Problem to work on – Reproduce each line that includes the word "cortex".

--------------------------------

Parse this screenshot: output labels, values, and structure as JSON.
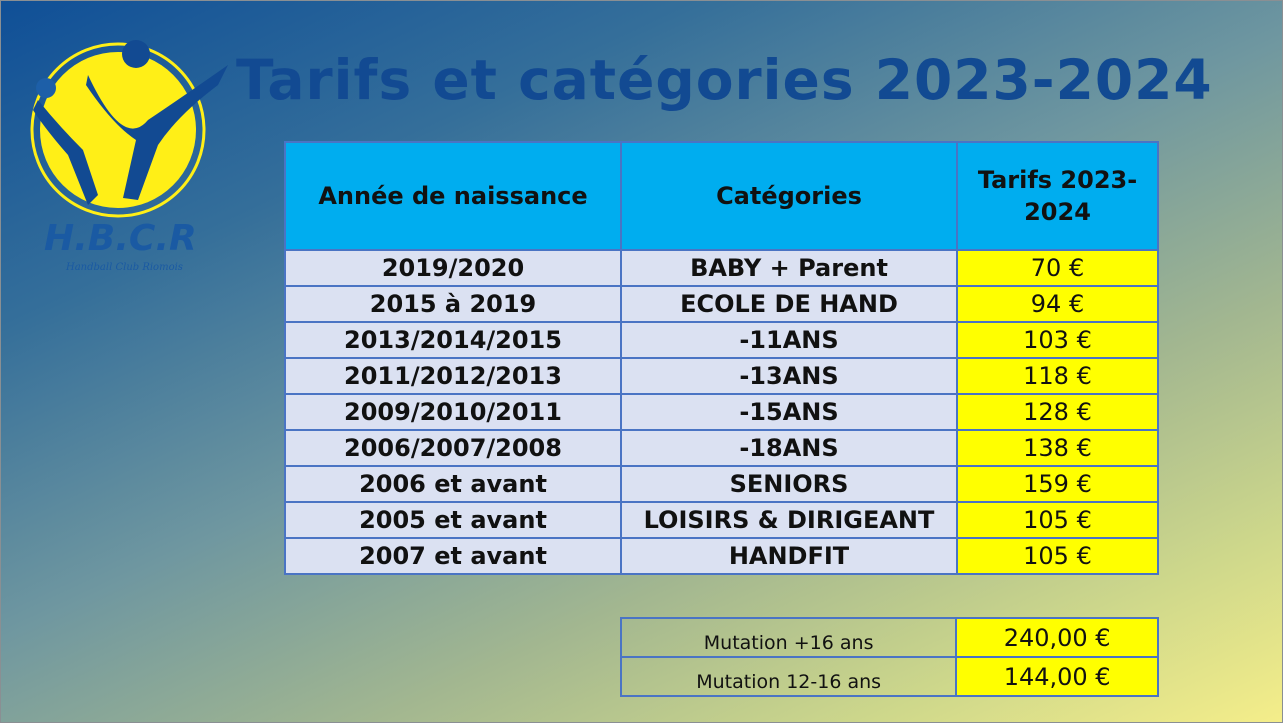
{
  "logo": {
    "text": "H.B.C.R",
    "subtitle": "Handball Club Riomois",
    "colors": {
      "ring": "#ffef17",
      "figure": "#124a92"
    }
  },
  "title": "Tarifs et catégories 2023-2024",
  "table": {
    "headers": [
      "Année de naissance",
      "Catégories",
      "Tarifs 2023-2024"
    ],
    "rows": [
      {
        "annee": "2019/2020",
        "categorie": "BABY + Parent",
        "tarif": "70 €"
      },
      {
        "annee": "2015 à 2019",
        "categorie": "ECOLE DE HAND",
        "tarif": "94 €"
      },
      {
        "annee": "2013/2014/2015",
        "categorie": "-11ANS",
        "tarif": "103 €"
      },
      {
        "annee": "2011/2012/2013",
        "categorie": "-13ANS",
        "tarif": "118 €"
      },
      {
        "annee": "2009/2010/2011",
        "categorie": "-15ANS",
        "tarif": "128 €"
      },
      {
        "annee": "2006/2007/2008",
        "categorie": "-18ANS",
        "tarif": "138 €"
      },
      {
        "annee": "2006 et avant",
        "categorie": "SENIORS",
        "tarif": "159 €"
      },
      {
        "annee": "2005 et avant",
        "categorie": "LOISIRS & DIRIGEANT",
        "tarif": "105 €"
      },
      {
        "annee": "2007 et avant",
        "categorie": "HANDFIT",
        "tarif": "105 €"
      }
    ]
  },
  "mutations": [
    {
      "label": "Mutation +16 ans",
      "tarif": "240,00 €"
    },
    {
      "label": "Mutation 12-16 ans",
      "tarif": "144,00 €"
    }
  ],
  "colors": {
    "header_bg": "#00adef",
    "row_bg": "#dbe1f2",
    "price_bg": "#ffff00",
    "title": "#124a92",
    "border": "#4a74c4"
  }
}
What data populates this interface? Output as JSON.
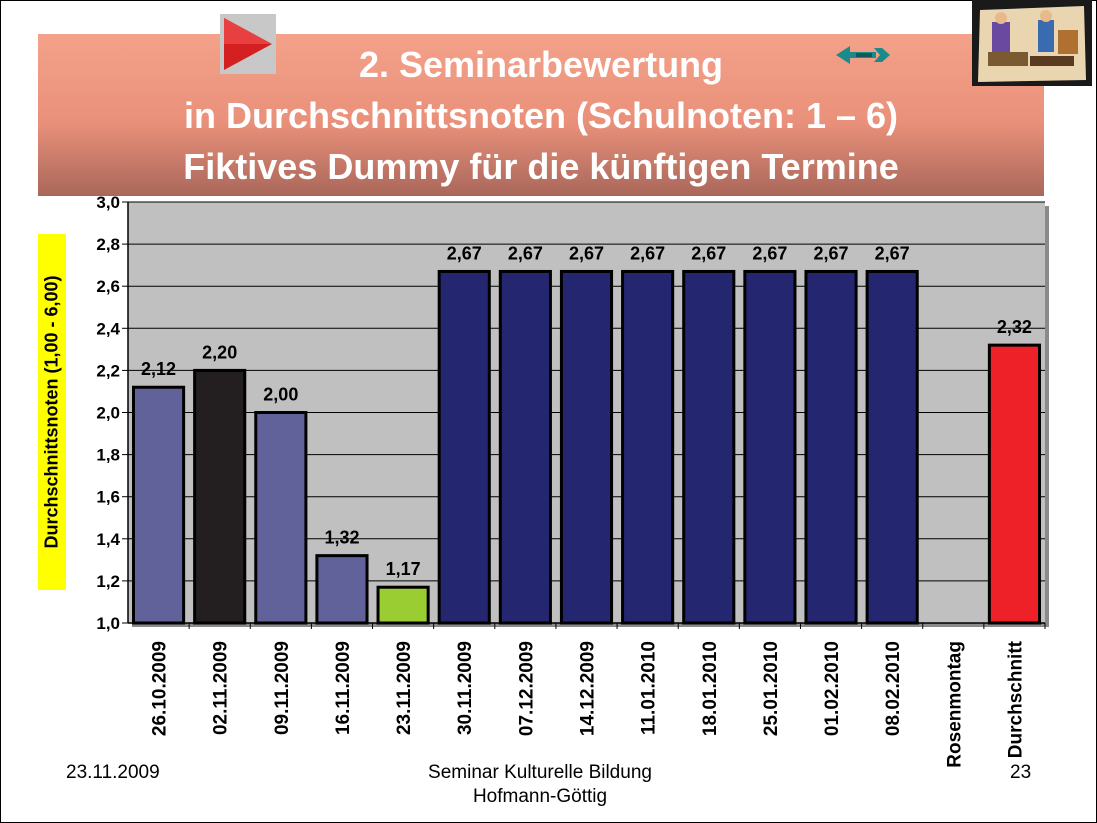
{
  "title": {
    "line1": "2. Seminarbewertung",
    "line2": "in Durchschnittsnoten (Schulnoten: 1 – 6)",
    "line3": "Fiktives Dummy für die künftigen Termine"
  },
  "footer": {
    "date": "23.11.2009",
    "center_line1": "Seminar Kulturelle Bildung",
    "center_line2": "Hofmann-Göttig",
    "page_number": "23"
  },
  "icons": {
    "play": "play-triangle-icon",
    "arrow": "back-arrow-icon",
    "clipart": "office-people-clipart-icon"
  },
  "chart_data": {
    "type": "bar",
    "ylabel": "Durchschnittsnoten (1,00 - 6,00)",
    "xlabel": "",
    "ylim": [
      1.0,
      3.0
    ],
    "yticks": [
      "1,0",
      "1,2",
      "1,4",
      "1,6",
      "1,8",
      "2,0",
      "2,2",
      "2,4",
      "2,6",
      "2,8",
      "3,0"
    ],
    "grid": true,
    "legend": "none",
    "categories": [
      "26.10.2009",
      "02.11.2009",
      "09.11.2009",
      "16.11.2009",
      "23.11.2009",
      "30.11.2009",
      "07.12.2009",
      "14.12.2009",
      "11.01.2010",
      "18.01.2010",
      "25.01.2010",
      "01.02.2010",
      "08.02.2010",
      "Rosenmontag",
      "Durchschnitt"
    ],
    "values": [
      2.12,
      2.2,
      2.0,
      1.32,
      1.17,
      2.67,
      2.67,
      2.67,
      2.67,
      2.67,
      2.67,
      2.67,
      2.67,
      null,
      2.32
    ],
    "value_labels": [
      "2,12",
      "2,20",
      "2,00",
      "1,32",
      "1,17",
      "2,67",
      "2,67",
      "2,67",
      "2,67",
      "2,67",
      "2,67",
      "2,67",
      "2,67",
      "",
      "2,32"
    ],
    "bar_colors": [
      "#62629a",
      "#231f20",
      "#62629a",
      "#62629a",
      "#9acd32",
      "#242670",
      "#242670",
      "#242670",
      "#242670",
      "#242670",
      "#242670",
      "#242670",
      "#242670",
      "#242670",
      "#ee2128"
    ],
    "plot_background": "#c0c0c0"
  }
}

--------------------------------

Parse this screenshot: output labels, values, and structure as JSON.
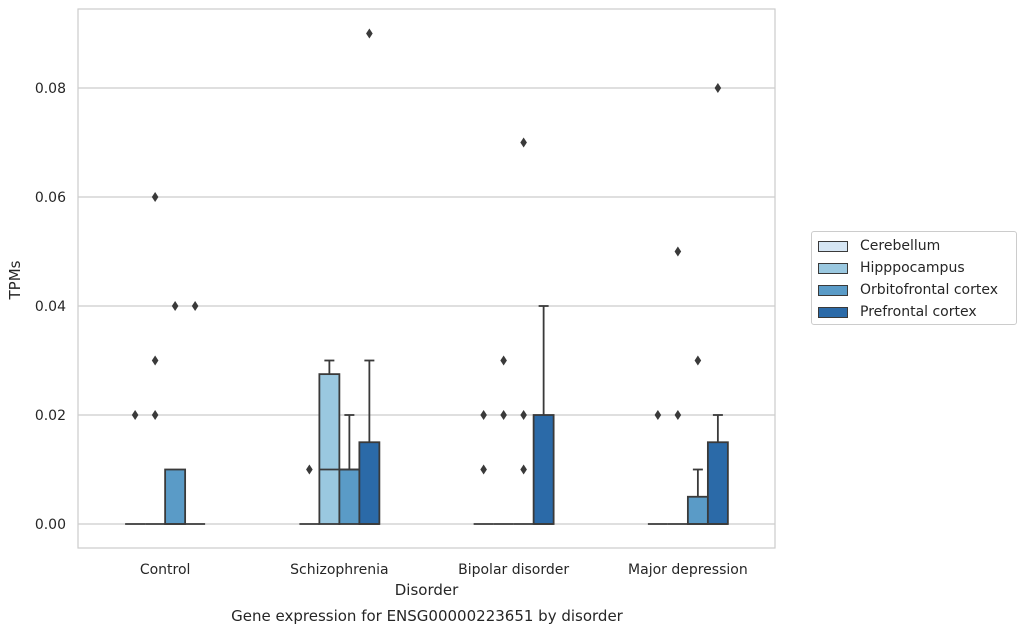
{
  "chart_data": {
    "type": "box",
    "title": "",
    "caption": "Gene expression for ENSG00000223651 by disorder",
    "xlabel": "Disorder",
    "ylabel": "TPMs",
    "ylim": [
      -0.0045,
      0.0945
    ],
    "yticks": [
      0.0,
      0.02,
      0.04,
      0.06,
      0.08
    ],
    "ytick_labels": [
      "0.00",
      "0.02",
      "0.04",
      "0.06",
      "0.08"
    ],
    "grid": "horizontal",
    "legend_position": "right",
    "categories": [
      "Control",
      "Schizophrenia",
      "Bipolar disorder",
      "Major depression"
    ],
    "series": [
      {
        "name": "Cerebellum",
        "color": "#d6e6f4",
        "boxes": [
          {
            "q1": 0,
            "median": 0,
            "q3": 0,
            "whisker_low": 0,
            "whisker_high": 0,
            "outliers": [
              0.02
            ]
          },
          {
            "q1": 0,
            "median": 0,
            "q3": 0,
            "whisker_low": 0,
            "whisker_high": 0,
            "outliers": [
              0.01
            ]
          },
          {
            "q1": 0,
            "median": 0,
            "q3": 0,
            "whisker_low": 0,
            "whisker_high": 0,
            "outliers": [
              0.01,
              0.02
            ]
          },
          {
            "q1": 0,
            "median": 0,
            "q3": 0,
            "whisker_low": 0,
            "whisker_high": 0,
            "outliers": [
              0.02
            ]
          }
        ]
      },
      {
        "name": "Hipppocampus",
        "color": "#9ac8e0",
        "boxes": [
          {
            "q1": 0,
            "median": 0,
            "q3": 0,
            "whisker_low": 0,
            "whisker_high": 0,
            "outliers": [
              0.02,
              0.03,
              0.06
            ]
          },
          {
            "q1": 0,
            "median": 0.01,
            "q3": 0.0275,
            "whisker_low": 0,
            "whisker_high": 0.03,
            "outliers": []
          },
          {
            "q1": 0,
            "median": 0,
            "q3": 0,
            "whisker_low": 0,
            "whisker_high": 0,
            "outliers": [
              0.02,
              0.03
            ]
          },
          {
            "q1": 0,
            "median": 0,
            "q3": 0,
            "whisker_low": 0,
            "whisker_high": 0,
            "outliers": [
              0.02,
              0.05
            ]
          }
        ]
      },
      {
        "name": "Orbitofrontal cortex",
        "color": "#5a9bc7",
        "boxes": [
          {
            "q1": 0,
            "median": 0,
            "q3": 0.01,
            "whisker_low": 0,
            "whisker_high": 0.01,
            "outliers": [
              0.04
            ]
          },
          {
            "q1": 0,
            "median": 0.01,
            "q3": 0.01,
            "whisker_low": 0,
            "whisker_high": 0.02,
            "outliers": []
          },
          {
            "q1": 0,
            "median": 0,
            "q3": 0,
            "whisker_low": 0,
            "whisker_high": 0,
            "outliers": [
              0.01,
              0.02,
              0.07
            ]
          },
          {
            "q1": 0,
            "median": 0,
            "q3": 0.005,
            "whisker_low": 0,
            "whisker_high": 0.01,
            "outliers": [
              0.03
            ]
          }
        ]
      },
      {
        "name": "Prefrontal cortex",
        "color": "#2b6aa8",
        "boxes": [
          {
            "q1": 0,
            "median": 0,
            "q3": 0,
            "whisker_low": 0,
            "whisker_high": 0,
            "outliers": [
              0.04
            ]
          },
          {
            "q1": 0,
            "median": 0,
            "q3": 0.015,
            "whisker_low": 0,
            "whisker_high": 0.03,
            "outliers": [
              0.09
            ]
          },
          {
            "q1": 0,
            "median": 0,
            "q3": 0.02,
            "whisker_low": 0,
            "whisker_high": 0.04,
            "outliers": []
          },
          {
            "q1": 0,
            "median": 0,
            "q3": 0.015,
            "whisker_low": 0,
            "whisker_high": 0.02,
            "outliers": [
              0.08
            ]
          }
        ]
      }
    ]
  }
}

--------------------------------

Correct output –
        "name": "Orbitofrontal cortex",
        "name": "Prefrontal cortex",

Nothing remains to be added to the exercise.